- Problem details -
Reproduce, character for character, the rows from the line containing "data-point xyxy=(339,106,347,114)" up to and including the line containing "data-point xyxy=(393,67,400,75)".

- Items -

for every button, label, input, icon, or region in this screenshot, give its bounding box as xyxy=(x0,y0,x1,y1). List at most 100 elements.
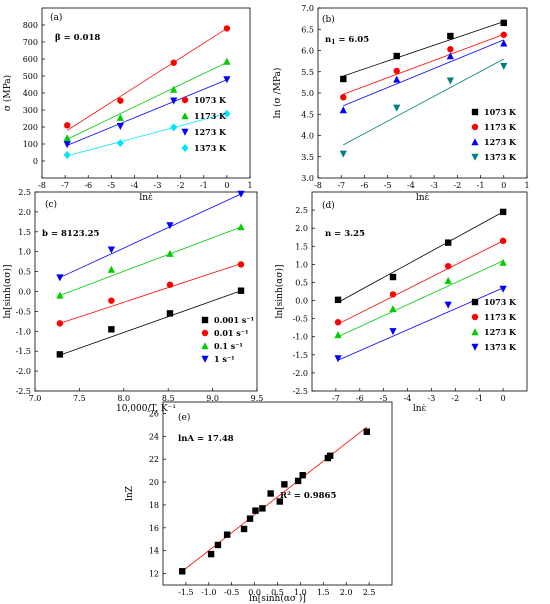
data-point xyxy=(339,106,347,114)
y-tick-label: 12 xyxy=(149,570,159,579)
data-point xyxy=(116,113,124,121)
data-point xyxy=(179,568,186,575)
data-point xyxy=(170,123,178,132)
panel-a: -8 -7 -6 -5 -4 -3 -2 -1 0 1 0 100 200 300 400 500 600 700… xyxy=(2,7,253,203)
x-tick-label: -3 xyxy=(430,181,438,190)
fit-line xyxy=(181,426,368,572)
fit-line xyxy=(59,226,242,296)
data-point xyxy=(63,134,71,142)
y-tick-label: 700 xyxy=(23,38,38,47)
legend-marker xyxy=(471,343,479,351)
y-tick-label: 20 xyxy=(149,478,159,487)
y-tick-label: 26 xyxy=(149,409,159,418)
y-tick-label: 6.5 xyxy=(301,25,314,34)
data-point xyxy=(444,239,452,246)
x-tick-label: -2 xyxy=(177,181,185,190)
x-tick-label: -2 xyxy=(453,181,461,190)
x-tick-label: -5 xyxy=(107,181,115,190)
x-tick-label: -1 xyxy=(475,394,483,403)
fit-annotation: n1 = 6.05 xyxy=(325,35,369,46)
y-tick-label: 0.0 xyxy=(295,297,308,306)
y-tick-label: 1.5 xyxy=(295,242,308,251)
legend-marker xyxy=(181,112,189,120)
fit-line xyxy=(66,28,228,131)
x-tick-label: -8 xyxy=(314,181,322,190)
data-point xyxy=(237,190,245,198)
y-tick-label: 5.5 xyxy=(301,68,314,77)
data-point xyxy=(223,25,231,32)
data-point xyxy=(447,46,454,53)
data-point xyxy=(393,67,400,75)
panel-e: -1.5 -1.0 -0.5 0.0 0.5 1.0 1.5 2.0 2.5 12 14 16 18 20… xyxy=(125,401,393,604)
x-tick-label: 7.0 xyxy=(29,394,42,403)
data-point xyxy=(444,276,452,284)
x-tick-label: 0.5 xyxy=(271,588,284,597)
data-point xyxy=(267,490,274,497)
data-point xyxy=(107,246,115,254)
x-tick-label: -7 xyxy=(61,181,69,190)
data-point xyxy=(500,19,507,27)
y-tick-label: 14 xyxy=(149,547,159,556)
y-tick-label: 5.0 xyxy=(301,89,314,98)
x-tick-label: -1.5 xyxy=(178,588,193,597)
y-tick-label: 600 xyxy=(23,55,38,64)
legend-marker xyxy=(471,123,479,131)
x-tick-label: 8.0 xyxy=(117,394,130,403)
data-point xyxy=(246,515,254,522)
legend-label: 1173 K xyxy=(484,312,517,322)
y-tick-label: -1.0 xyxy=(293,333,308,342)
y-tick-label: 2.5 xyxy=(295,206,308,215)
y-tick-label: 16 xyxy=(149,524,159,533)
y-tick-label: 3.5 xyxy=(301,153,314,162)
x-tick-label: 1.0 xyxy=(294,588,307,597)
fit-line xyxy=(337,240,504,325)
data-point xyxy=(116,122,124,130)
data-point xyxy=(223,76,231,84)
legend-label: 1373 K xyxy=(484,342,517,352)
panel-label: (b) xyxy=(322,14,335,25)
data-point xyxy=(166,222,174,230)
y-tick-label: 0.0 xyxy=(18,288,31,297)
data-point xyxy=(259,505,266,512)
data-point xyxy=(108,297,115,304)
data-point xyxy=(170,97,178,105)
legend: 1073 K 1173 K 1273 K 1373 K xyxy=(471,297,517,352)
legend-label: 1373 K xyxy=(484,152,517,162)
x-tick-label: 0 xyxy=(501,181,506,190)
y-tick-label: 2.5 xyxy=(18,188,31,197)
x-tick-label: 0.0 xyxy=(248,588,261,597)
x-tick-label: -8 xyxy=(38,181,46,190)
data-point xyxy=(223,109,231,118)
legend: 1073 K 1173 K 1273 K 1373 K xyxy=(181,95,227,153)
x-tick-label: -4 xyxy=(404,394,412,403)
data-point xyxy=(389,305,397,313)
fit-line xyxy=(59,193,242,278)
y-tick-label: 0.5 xyxy=(295,278,308,287)
data-point xyxy=(446,77,454,85)
x-tick-label: 0 xyxy=(501,394,506,403)
x-tick-label: 9.5 xyxy=(251,394,264,403)
y-tick-label: -0.5 xyxy=(293,315,308,324)
fit-line xyxy=(337,211,504,303)
data-point xyxy=(389,291,397,298)
x-tick-label: -2 xyxy=(451,394,459,403)
y-tick-label: 3.0 xyxy=(301,174,314,183)
data-point xyxy=(170,85,178,93)
data-point xyxy=(63,151,71,160)
data-point xyxy=(223,531,231,538)
legend-marker xyxy=(471,328,479,336)
legend-marker xyxy=(471,138,479,146)
y-tick-label: 100 xyxy=(23,140,38,149)
y-tick-label: 4.0 xyxy=(301,132,314,141)
annotation-symbol: n xyxy=(325,35,331,45)
data-point xyxy=(499,258,507,266)
legend-label: 1173 K xyxy=(194,111,227,121)
plot-frame xyxy=(162,401,393,586)
data-point xyxy=(447,32,454,40)
legend-label: 1273 K xyxy=(484,327,517,337)
data-point xyxy=(334,331,342,339)
legend-label: 1073 K xyxy=(484,107,517,117)
data-point xyxy=(252,507,259,514)
data-point xyxy=(389,328,397,336)
legend-marker xyxy=(471,313,479,321)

- Response to the exercise -
data-point xyxy=(339,106,347,114)
y-tick-label: 12 xyxy=(149,570,159,579)
data-point xyxy=(116,113,124,121)
data-point xyxy=(179,568,186,575)
data-point xyxy=(170,123,178,132)
panel-a: -8 -7 -6 -5 -4 -3 -2 -1 0 1 0 100 200 300 400 500 600 700… xyxy=(2,7,253,203)
x-tick-label: -3 xyxy=(430,181,438,190)
fit-line xyxy=(181,426,368,572)
fit-line xyxy=(59,226,242,296)
data-point xyxy=(63,134,71,142)
y-tick-label: 700 xyxy=(23,38,38,47)
legend-marker xyxy=(471,343,479,351)
y-tick-label: 20 xyxy=(149,478,159,487)
y-tick-label: 26 xyxy=(149,409,159,418)
y-tick-label: 6.5 xyxy=(301,25,314,34)
data-point xyxy=(444,239,452,246)
x-tick-label: -2 xyxy=(177,181,185,190)
x-tick-label: -2 xyxy=(453,181,461,190)
x-tick-label: -5 xyxy=(107,181,115,190)
x-tick-label: -1 xyxy=(475,394,483,403)
fit-annotation: n1 = 6.05 xyxy=(325,35,369,46)
y-tick-label: 0.0 xyxy=(295,297,308,306)
y-tick-label: 1.5 xyxy=(295,242,308,251)
legend-marker xyxy=(181,112,189,120)
fit-line xyxy=(66,28,228,131)
x-tick-label: -8 xyxy=(314,181,322,190)
data-point xyxy=(237,190,245,198)
y-tick-label: 5.5 xyxy=(301,68,314,77)
data-point xyxy=(223,25,231,32)
data-point xyxy=(447,46,454,53)
data-point xyxy=(393,67,400,75)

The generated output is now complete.